### Requirement
Return the number of lines holding "text", with nothing added.

### Stored records

--------------------------------

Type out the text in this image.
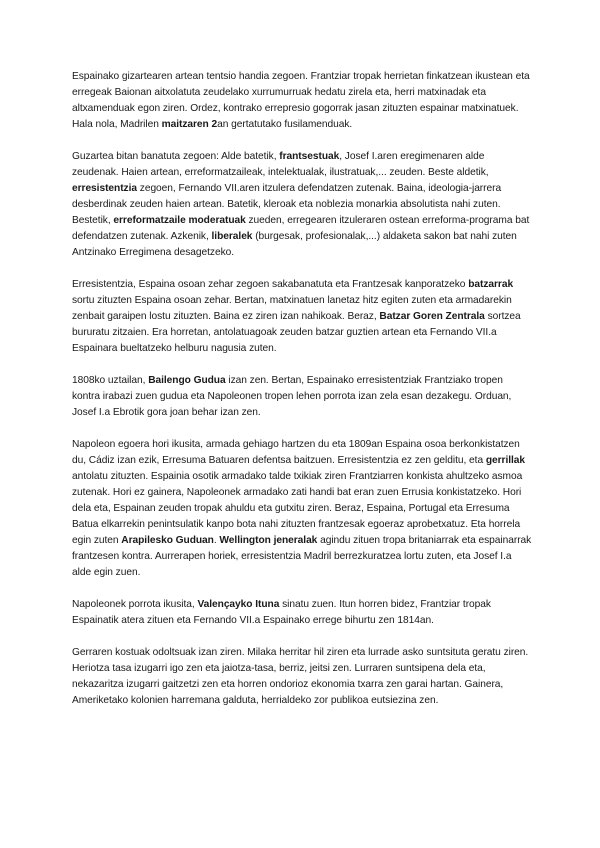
Espainako gizartearen artean tentsio handia zegoen. Frantziar tropak herrietan finkatzean ikustean eta erregeak Baionan aitxolatuta zeudelako xurrumurruak hedatu zirela eta, herri matxinadak eta altxamenduak egon ziren. Ordez, kontrako errepresio gogorrak jasan zituzten espainar matxinatuek. Hala nola, Madrilen maitzaren 2an gertatutako fusilamenduak.

Guzartea bitan banatuta zegoen: Alde batetik, frantsestuak, Josef I.aren eregimenaren alde zeudenak. Haien artean, erreformatzaileak, intelektualak, ilustratuak,... zeuden. Beste aldetik, erresistentzia zegoen, Fernando VII.aren itzulera defendatzen zutenak. Baina, ideologia-jarrera desberdinak zeuden haien artean. Batetik, kleroak eta noblezia monarkia absolutista nahi zuten. Bestetik, erreformatzaile moderatuak zueden, erregearen itzuleraren ostean erreforma-programa bat defendatzen zutenak. Azkenik, liberalek (burgesak, profesionalak,...) aldaketa sakon bat nahi zuten Antzinako Erregimena desagetzeko.

Erresistentzia, Espaina osoan zehar zegoen sakabanatuta eta Frantzesak kanporatzeko batzarrak sortu zituzten Espaina osoan zehar. Bertan, matxinatuen lanetaz hitz egiten zuten eta armadarekin zenbait garaipen lostu zituzten. Baina ez ziren izan nahikoak. Beraz, Batzar Goren Zentrala sortzea bururatu zitzaien. Era horretan, antolatuagoak zeuden batzar guztien artean eta Fernando VII.a Espainara bueltatzeko helburu nagusia zuten.

1808ko uztailan, Bailengo Gudua izan zen. Bertan, Espainako erresistentziak Frantziako tropen kontra irabazi zuen gudua eta Napoleonen tropen lehen porrota izan zela esan dezakegu. Orduan, Josef I.a Ebrotik gora joan behar izan zen.

Napoleon egoera hori ikusita, armada gehiago hartzen du eta 1809an Espaina osoa berkonkistatzen du, Cádiz izan ezik, Erresuma Batuaren defentsa baitzuen. Erresistentzia ez zen gelditu, eta gerrillak antolatu zituzten. Espainia osotik armadako talde txikiak ziren Frantziarren konkista ahultzeko asmoa zutenak. Hori ez gainera, Napoleonek armadako zati handi bat eran zuen Errusia konkistatzeko. Hori dela eta, Espainan zeuden tropak ahuldu eta gutxitu ziren. Beraz, Espaina, Portugal eta Erresuma Batua elkarrekin penintsulatik kanpo bota nahi zituzten frantzesak egoeraz aprobetxatuz. Eta horrela egin zuten Arapilesko Guduan. Wellington jeneralak agindu zituen tropa britaniarrak eta espainarrak frantzesen kontra. Aurrerapen horiek, erresistentzia Madril berrezkuratzea lortu zuten, eta Josef I.a alde egin zuen.

Napoleonek porrota ikusita, Valençayko Ituna sinatu zuen. Itun horren bidez, Frantziar tropak Espainatik atera zituen eta Fernando VII.a Espainako errege bihurtu zen 1814an.

Gerraren kostuak odoltsuak izan ziren. Milaka herritar hil ziren eta lurrade asko suntsituta geratu ziren. Heriotza tasa izugarri igo zen eta jaiotza-tasa, berriz, jeitsi zen. Lurraren suntsipena dela eta, nekazaritza izugarri gaitzetzi zen eta horren ondorioz ekonomia txarra zen garai hartan. Gainera, Ameriketako kolonien harremana galduta, herrialdeko zor publikoa eutsiezina zen.
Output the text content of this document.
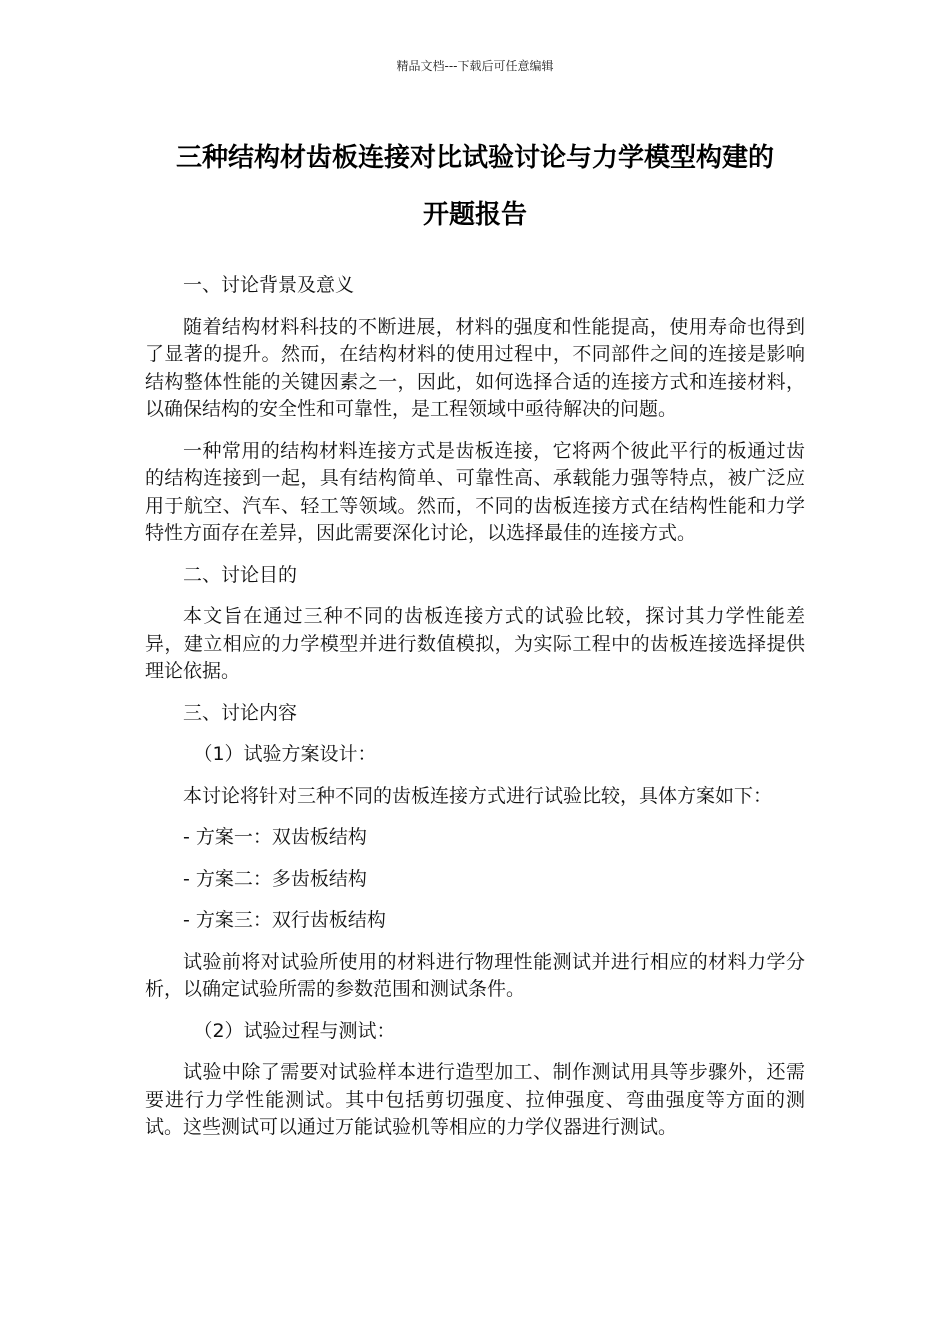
精品文档---下载后可任意编辑
三种结构材齿板连接对比试验讨论与力学模型构建的
开题报告

一、讨论背景及意义

随着结构材料科技的不断进展，材料的强度和性能提高，使用寿命也得到了显著的提升。然而，在结构材料的使用过程中，不同部件之间的连接是影响结构整体性能的关键因素之一，因此，如何选择合适的连接方式和连接材料，以确保结构的安全性和可靠性，是工程领域中亟待解决的问题。

一种常用的结构材料连接方式是齿板连接，它将两个彼此平行的板通过齿的结构连接到一起，具有结构简单、可靠性高、承载能力强等特点，被广泛应用于航空、汽车、轻工等领域。然而，不同的齿板连接方式在结构性能和力学特性方面存在差异，因此需要深化讨论，以选择最佳的连接方式。

二、讨论目的

本文旨在通过三种不同的齿板连接方式的试验比较，探讨其力学性能差异，建立相应的力学模型并进行数值模拟，为实际工程中的齿板连接选择提供理论依据。

三、讨论内容

（1）试验方案设计：

本讨论将针对三种不同的齿板连接方式进行试验比较，具体方案如下：

- 方案一：双齿板结构

- 方案二：多齿板结构

- 方案三：双行齿板结构

试验前将对试验所使用的材料进行物理性能测试并进行相应的材料力学分析，以确定试验所需的参数范围和测试条件。

（2）试验过程与测试：

试验中除了需要对试验样本进行造型加工、制作测试用具等步骤外，还需要进行力学性能测试。其中包括剪切强度、拉伸强度、弯曲强度等方面的测试。这些测试可以通过万能试验机等相应的力学仪器进行测试。
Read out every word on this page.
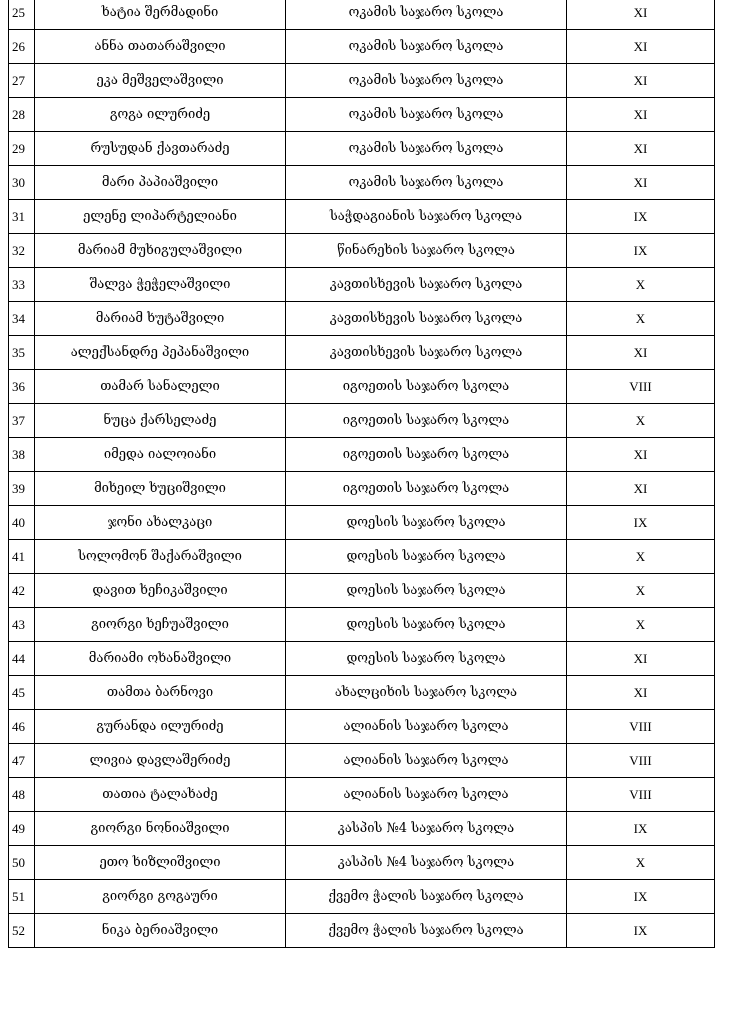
25	ხატია შერმადინი	ოკამის საჯარო სკოლა	XI
26	ანნა თათარაშვილი	ოკამის საჯარო სკოლა	XI
27	ეკა მეშველაშვილი	ოკამის საჯარო სკოლა	XI
28	გოგა ილურიძე	ოკამის საჯარო სკოლა	XI
29	რუსუდან ქავთარაძე	ოკამის საჯარო სკოლა	XI
30	მარი პაპიაშვილი	ოკამის საჯარო სკოლა	XI
31	ელენე ლიპარტელიანი	საჭდაგიანის საჯარო სკოლა	IX
32	მარიამ მუხიგულაშვილი	წინარეხის საჯარო სკოლა	IX
33	შალვა ჭეჭელაშვილი	კავთისხევის საჯარო სკოლა	X
34	მარიამ ხუტაშვილი	კავთისხევის საჯარო სკოლა	X
35	ალექსანდრე პეპანაშვილი	კავთისხევის საჯარო სკოლა	XI
36	თამარ სანალელი	იგოეთის საჯარო სკოლა	VIII
37	ნუცა ქარსელაძე	იგოეთის საჯარო სკოლა	X
38	იმედა იალოიანი	იგოეთის საჯარო სკოლა	XI
39	მიხეილ ხუციშვილი	იგოეთის საჯარო სკოლა	XI
40	ჯონი ახალკაცი	დოესის საჯარო სკოლა	IX
41	სოლომონ შაქარაშვილი	დოესის საჯარო სკოლა	X
42	დავით ხეჩიკაშვილი	დოესის საჯარო სკოლა	X
43	გიორგი ხეჩუაშვილი	დოესის საჯარო სკოლა	X
44	მარიამი ოხანაშვილი	დოესის საჯარო სკოლა	XI
45	თამთა ბარნოვი	ახალციხის საჯარო სკოლა	XI
46	გურანდა ილურიძე	ალიანის საჯარო სკოლა	VIII
47	ლივია დავლაშერიძე	ალიანის საჯარო სკოლა	VIII
48	თათია ტალახაძე	ალიანის საჯარო სკოლა	VIII
49	გიორგი ნონიაშვილი	კასპის №4 საჯარო სკოლა	IX
50	ეთო ხიზლიშვილი	კასპის №4 საჯარო სკოლა	X
51	გიორგი გოგაური	ქვემო ჭალის საჯარო სკოლა	IX
52	ნიკა ბერიაშვილი	ქვემო ჭალის საჯარო სკოლა	IX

--------------------------------

### Completed exercise
2